── Material shown ──
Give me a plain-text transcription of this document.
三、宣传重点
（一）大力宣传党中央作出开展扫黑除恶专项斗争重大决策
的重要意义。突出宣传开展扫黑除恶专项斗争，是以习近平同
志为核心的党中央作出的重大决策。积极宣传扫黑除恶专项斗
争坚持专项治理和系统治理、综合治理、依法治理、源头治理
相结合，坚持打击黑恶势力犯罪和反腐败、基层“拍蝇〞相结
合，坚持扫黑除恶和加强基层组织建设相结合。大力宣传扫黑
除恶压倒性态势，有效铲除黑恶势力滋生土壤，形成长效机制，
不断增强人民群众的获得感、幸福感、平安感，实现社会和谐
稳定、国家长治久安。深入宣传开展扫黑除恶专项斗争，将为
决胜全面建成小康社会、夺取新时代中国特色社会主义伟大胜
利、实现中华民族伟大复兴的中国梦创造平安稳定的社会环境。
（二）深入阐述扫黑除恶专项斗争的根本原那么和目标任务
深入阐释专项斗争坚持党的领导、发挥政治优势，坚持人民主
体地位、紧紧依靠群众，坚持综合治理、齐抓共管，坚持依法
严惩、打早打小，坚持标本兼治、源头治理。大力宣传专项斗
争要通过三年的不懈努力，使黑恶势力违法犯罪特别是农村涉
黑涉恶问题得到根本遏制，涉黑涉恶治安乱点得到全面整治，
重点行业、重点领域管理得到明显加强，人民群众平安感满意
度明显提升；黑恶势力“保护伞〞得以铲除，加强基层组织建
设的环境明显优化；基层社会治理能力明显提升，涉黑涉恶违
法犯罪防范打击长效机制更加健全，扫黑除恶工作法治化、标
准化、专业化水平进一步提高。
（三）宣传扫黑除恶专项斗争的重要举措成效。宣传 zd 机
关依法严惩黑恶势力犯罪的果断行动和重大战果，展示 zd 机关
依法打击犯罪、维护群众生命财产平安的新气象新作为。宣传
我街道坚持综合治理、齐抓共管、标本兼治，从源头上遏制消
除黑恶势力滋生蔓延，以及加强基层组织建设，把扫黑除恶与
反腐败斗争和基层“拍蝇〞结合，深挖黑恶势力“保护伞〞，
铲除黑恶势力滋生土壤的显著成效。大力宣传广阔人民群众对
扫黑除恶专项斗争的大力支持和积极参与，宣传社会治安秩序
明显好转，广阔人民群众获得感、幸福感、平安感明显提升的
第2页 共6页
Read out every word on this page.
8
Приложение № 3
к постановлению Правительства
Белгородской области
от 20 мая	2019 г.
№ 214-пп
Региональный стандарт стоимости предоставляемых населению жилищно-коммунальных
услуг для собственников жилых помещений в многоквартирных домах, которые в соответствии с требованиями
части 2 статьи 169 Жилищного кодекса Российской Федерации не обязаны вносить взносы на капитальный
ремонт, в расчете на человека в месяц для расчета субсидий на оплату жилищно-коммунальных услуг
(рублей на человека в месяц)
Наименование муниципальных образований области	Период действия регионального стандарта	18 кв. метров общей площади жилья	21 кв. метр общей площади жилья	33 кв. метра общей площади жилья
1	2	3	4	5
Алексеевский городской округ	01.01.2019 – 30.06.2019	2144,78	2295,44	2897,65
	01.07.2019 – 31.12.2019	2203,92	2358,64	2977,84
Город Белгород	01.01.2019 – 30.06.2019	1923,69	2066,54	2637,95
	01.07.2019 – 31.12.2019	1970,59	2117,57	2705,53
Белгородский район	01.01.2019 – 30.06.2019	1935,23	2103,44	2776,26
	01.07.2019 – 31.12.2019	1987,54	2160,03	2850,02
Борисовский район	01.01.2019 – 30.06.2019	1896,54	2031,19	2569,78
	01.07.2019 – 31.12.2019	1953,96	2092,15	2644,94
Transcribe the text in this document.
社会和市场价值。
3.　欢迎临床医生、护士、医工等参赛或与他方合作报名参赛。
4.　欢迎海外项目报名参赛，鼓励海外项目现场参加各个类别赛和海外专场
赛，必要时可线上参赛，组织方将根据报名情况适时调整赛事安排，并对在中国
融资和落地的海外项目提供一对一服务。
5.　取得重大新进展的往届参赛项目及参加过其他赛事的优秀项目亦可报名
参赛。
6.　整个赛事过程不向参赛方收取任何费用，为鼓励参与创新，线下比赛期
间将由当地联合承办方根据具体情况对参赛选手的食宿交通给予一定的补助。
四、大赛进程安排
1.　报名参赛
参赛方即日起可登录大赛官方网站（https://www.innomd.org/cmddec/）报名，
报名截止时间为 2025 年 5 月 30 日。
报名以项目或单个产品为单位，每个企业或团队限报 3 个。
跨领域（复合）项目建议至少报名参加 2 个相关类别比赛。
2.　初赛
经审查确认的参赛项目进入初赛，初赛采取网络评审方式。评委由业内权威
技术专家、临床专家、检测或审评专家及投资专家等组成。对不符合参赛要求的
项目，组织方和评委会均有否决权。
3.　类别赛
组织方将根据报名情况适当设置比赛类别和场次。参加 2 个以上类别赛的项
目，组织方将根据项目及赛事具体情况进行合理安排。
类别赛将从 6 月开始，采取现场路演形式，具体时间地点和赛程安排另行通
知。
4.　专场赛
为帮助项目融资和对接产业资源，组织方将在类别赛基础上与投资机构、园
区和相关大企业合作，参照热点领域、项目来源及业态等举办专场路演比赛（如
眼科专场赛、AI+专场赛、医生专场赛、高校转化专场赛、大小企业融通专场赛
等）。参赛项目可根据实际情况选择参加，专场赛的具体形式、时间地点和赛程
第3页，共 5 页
───
# What the task asks:
Every entry in the listing must be retyped exactly.

# The reply:
Give me a plain-text transcription of this document.
三、宣传重点
（一）大力宣传党中央作出开展扫黑除恶专项斗争重大决策
的重要意义。突出宣传开展扫黑除恶专项斗争，是以习近平同
志为核心的党中央作出的重大决策。积极宣传扫黑除恶专项斗
争坚持专项治理和系统治理、综合治理、依法治理、源头治理
相结合，坚持打击黑恶势力犯罪和反腐败、基层“拍蝇〞相结
合，坚持扫黑除恶和加强基层组织建设相结合。大力宣传扫黑
除恶压倒性态势，有效铲除黑恶势力滋生土壤，形成长效机制，
不断增强人民群众的获得感、幸福感、平安感，实现社会和谐
稳定、国家长治久安。深入宣传开展扫黑除恶专项斗争，将为
决胜全面建成小康社会、夺取新时代中国特色社会主义伟大胜
利、实现中华民族伟大复兴的中国梦创造平安稳定的社会环境。
（二）深入阐述扫黑除恶专项斗争的根本原那么和目标任务
深入阐释专项斗争坚持党的领导、发挥政治优势，坚持人民主
体地位、紧紧依靠群众，坚持综合治理、齐抓共管，坚持依法
严惩、打早打小，坚持标本兼治、源头治理。大力宣传专项斗
争要通过三年的不懈努力，使黑恶势力违法犯罪特别是农村涉
黑涉恶问题得到根本遏制，涉黑涉恶治安乱点得到全面整治，
重点行业、重点领域管理得到明显加强，人民群众平安感满意
度明显提升；黑恶势力“保护伞〞得以铲除，加强基层组织建
设的环境明显优化；基层社会治理能力明显提升，涉黑涉恶违
法犯罪防范打击长效机制更加健全，扫黑除恶工作法治化、标
准化、专业化水平进一步提高。
（三）宣传扫黑除恶专项斗争的重要举措成效。宣传 zd 机
关依法严惩黑恶势力犯罪的果断行动和重大战果，展示 zd 机关
依法打击犯罪、维护群众生命财产平安的新气象新作为。宣传
我街道坚持综合治理、齐抓共管、标本兼治，从源头上遏制消
除黑恶势力滋生蔓延，以及加强基层组织建设，把扫黑除恶与
反腐败斗争和基层“拍蝇〞结合，深挖黑恶势力“保护伞〞，
铲除黑恶势力滋生土壤的显著成效。大力宣传广阔人民群众对
扫黑除恶专项斗争的大力支持和积极参与，宣传社会治安秩序
明显好转，广阔人民群众获得感、幸福感、平安感明显提升的
第2页 共6页
Read out every word on this page.
8
Приложение № 3
к постановлению Правительства
Белгородской области
от 20 мая	2019 г.
№ 214-пп
Региональный стандарт стоимости предоставляемых населению жилищно-коммунальных
услуг для собственников жилых помещений в многоквартирных домах, которые в соответствии с требованиями
части 2 статьи 169 Жилищного кодекса Российской Федерации не обязаны вносить взносы на капитальный
ремонт, в расчете на человека в месяц для расчета субсидий на оплату жилищно-коммунальных услуг
(рублей на человека в месяц)
Наименование муниципальных образований области	Период действия регионального стандарта	18 кв. метров общей площади жилья	21 кв. метр общей площади жилья	33 кв. метра общей площади жилья
1	2	3	4	5
Алексеевский городской округ	01.01.2019 – 30.06.2019	2144,78	2295,44	2897,65
	01.07.2019 – 31.12.2019	2203,92	2358,64	2977,84
Город Белгород	01.01.2019 – 30.06.2019	1923,69	2066,54	2637,95
	01.07.2019 – 31.12.2019	1970,59	2117,57	2705,53
Белгородский район	01.01.2019 – 30.06.2019	1935,23	2103,44	2776,26
	01.07.2019 – 31.12.2019	1987,54	2160,03	2850,02
Борисовский район	01.01.2019 – 30.06.2019	1896,54	2031,19	2569,78
	01.07.2019 – 31.12.2019	1953,96	2092,15	2644,94
Transcribe the text in this document.
社会和市场价值。
3.　欢迎临床医生、护士、医工等参赛或与他方合作报名参赛。
4.　欢迎海外项目报名参赛，鼓励海外项目现场参加各个类别赛和海外专场
赛，必要时可线上参赛，组织方将根据报名情况适时调整赛事安排，并对在中国
融资和落地的海外项目提供一对一服务。
5.　取得重大新进展的往届参赛项目及参加过其他赛事的优秀项目亦可报名
参赛。
6.　整个赛事过程不向参赛方收取任何费用，为鼓励参与创新，线下比赛期
间将由当地联合承办方根据具体情况对参赛选手的食宿交通给予一定的补助。
四、大赛进程安排
1.　报名参赛
参赛方即日起可登录大赛官方网站（https://www.innomd.org/cmddec/）报名，
报名截止时间为 2025 年 5 月 30 日。
报名以项目或单个产品为单位，每个企业或团队限报 3 个。
跨领域（复合）项目建议至少报名参加 2 个相关类别比赛。
2.　初赛
经审查确认的参赛项目进入初赛，初赛采取网络评审方式。评委由业内权威
技术专家、临床专家、检测或审评专家及投资专家等组成。对不符合参赛要求的
项目，组织方和评委会均有否决权。
3.　类别赛
组织方将根据报名情况适当设置比赛类别和场次。参加 2 个以上类别赛的项
目，组织方将根据项目及赛事具体情况进行合理安排。
类别赛将从 6 月开始，采取现场路演形式，具体时间地点和赛程安排另行通
知。
4.　专场赛
为帮助项目融资和对接产业资源，组织方将在类别赛基础上与投资机构、园
区和相关大企业合作，参照热点领域、项目来源及业态等举办专场路演比赛（如
眼科专场赛、AI+专场赛、医生专场赛、高校转化专场赛、大小企业融通专场赛
等）。参赛项目可根据实际情况选择参加，专场赛的具体形式、时间地点和赛程
第3页，共 5 页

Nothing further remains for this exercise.